[To be done] Keep every line where the word "handle" appears; drop the rest.

[Extracted data]
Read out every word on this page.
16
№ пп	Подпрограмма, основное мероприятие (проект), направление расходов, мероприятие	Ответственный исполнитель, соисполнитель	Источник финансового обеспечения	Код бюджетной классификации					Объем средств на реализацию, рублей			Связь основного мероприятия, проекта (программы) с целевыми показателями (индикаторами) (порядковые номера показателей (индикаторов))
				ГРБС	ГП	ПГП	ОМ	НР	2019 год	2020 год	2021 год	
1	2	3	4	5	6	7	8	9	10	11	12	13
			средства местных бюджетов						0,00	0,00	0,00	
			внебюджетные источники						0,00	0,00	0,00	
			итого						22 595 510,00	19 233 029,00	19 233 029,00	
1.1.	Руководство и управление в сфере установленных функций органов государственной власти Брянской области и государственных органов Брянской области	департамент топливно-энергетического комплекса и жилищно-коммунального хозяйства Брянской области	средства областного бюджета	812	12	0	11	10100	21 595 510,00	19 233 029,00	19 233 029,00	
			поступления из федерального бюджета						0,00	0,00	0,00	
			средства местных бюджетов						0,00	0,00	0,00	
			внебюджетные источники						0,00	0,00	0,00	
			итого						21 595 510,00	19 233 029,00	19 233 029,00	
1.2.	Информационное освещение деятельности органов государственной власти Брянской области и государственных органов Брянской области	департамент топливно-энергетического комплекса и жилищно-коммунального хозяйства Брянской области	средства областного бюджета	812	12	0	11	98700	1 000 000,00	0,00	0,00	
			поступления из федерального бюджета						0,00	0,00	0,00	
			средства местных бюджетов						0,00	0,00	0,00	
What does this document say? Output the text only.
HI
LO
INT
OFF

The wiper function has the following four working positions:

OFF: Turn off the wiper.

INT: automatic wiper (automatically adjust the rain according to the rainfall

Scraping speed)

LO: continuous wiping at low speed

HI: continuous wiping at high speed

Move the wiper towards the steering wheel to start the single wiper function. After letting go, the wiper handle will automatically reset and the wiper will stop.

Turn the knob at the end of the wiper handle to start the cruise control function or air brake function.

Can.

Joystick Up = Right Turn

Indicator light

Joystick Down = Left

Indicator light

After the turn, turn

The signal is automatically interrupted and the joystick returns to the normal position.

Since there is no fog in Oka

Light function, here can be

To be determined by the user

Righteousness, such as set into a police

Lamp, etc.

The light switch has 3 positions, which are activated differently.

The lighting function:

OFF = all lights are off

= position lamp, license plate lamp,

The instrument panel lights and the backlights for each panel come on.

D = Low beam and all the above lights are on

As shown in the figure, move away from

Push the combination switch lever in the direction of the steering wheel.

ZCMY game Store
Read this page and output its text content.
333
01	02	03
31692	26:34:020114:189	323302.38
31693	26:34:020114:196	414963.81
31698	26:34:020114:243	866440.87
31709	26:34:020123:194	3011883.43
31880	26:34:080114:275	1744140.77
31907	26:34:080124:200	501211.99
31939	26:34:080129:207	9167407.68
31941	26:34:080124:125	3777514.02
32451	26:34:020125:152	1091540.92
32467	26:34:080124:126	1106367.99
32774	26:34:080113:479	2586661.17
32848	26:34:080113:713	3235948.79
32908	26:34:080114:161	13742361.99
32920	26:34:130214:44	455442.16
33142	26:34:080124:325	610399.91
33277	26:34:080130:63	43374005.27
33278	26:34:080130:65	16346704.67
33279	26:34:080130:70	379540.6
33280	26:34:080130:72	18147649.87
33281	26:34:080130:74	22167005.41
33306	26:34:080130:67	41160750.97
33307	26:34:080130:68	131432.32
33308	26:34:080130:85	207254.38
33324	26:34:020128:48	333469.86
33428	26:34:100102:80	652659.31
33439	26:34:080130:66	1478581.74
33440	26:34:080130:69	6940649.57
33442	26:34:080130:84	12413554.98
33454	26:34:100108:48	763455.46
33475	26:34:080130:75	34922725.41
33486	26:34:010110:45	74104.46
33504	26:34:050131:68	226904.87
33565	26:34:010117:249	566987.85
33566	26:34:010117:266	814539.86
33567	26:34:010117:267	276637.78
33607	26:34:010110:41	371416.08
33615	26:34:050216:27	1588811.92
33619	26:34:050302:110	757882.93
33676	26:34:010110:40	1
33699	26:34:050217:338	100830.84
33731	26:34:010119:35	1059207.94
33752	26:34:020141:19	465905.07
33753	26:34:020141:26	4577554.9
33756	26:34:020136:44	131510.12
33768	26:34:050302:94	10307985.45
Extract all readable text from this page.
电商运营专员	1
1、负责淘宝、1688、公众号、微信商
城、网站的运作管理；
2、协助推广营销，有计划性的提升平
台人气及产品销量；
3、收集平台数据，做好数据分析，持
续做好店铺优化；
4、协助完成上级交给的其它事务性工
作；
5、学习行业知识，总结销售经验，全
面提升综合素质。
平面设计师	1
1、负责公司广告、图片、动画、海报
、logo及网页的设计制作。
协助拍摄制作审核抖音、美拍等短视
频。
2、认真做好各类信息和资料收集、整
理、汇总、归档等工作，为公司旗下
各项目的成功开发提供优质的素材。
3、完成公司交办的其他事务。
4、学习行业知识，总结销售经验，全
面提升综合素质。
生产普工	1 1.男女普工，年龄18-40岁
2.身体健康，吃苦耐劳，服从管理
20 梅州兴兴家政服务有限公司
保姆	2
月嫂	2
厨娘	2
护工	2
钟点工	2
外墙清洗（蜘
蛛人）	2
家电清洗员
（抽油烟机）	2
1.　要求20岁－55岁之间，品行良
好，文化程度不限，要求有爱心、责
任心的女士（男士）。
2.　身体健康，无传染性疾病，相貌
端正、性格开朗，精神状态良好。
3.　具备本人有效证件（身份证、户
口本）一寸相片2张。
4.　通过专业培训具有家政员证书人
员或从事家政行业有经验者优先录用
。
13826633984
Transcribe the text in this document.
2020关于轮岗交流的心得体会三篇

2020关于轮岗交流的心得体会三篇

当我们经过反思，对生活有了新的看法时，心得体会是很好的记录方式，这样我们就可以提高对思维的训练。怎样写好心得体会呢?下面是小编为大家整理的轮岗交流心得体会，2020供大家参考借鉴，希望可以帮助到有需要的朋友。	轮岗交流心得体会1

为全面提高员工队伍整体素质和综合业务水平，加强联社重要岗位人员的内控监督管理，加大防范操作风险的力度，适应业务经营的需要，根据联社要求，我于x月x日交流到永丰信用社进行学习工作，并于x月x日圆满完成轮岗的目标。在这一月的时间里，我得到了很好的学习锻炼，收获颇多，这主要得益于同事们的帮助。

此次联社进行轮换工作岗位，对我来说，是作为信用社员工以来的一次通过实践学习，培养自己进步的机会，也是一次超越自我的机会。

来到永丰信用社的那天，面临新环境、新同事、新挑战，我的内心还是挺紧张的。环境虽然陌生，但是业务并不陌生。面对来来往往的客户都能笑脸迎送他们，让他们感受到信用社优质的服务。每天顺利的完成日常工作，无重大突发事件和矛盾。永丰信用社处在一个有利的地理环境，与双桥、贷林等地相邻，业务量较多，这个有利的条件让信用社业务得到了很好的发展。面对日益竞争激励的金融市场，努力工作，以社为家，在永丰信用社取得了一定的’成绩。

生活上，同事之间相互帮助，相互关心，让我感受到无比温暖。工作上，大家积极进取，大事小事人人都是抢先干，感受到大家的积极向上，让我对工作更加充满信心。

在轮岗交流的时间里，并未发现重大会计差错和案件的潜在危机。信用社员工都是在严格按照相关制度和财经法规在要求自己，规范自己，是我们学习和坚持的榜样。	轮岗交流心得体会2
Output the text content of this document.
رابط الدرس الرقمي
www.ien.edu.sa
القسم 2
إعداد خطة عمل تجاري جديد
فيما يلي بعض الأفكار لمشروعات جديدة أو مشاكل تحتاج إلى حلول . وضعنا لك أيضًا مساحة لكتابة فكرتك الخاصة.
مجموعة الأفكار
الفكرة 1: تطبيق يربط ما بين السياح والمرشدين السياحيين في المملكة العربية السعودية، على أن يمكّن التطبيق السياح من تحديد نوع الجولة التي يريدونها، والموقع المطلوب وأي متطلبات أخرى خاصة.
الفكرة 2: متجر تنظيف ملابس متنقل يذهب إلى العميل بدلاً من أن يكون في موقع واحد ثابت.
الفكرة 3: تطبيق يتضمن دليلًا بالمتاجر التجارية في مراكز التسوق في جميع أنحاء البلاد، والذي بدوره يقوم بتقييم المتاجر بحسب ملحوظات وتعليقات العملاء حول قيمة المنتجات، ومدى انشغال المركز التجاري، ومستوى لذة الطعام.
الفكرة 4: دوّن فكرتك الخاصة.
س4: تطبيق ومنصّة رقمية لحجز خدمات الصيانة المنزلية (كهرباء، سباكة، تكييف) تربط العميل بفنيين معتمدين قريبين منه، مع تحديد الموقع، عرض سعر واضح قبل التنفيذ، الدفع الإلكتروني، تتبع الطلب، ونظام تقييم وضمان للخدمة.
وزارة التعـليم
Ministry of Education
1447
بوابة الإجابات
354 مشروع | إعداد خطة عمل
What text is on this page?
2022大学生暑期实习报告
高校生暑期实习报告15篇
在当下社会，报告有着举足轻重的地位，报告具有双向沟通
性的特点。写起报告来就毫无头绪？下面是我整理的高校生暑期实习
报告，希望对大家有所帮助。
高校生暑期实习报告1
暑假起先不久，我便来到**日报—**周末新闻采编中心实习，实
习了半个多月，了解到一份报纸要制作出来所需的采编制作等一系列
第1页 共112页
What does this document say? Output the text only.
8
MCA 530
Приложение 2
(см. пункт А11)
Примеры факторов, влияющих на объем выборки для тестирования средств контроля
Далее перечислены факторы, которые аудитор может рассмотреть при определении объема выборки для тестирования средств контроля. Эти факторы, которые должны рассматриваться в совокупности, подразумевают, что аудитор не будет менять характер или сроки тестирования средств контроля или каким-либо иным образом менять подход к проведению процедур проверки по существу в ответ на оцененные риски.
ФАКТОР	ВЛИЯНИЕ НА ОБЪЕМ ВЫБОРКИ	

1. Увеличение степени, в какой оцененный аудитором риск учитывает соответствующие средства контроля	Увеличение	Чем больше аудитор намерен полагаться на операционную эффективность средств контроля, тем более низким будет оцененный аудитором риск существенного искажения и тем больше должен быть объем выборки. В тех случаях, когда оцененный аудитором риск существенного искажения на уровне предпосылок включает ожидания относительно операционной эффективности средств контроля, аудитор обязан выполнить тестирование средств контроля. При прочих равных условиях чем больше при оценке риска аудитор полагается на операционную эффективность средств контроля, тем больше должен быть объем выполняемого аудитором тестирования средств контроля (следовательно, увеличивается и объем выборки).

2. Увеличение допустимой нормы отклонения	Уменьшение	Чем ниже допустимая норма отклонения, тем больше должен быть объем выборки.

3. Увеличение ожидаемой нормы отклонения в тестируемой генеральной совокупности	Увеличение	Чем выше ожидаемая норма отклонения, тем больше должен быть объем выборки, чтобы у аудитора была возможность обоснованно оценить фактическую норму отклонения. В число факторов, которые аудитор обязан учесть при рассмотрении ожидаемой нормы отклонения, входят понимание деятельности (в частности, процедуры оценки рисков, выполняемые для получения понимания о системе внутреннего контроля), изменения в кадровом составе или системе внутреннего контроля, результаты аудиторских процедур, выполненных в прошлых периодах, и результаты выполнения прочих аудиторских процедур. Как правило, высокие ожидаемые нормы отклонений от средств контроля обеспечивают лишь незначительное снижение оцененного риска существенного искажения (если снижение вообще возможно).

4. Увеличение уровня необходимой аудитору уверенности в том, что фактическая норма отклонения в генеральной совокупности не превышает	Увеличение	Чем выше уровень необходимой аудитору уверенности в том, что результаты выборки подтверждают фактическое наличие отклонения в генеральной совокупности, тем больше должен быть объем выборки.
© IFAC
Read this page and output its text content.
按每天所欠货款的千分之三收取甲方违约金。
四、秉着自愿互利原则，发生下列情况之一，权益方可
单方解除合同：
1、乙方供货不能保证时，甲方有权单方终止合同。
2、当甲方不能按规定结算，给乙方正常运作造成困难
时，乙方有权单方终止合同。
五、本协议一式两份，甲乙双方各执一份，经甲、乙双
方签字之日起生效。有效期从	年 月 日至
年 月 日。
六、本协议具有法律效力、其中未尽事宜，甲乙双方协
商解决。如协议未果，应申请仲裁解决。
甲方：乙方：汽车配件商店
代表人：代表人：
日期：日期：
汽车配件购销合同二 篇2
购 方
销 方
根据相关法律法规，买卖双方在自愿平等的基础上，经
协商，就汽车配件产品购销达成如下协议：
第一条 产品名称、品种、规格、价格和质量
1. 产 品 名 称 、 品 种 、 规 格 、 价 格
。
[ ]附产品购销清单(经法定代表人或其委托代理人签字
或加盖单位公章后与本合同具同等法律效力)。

[Solution to the exercise]
Move the wiper towards the steering wheel to start the single wiper function. After letting go, the wiper handle will automatically reset and the wiper will stop.
Turn the knob at the end of the wiper handle to start the cruise control function or air brake function.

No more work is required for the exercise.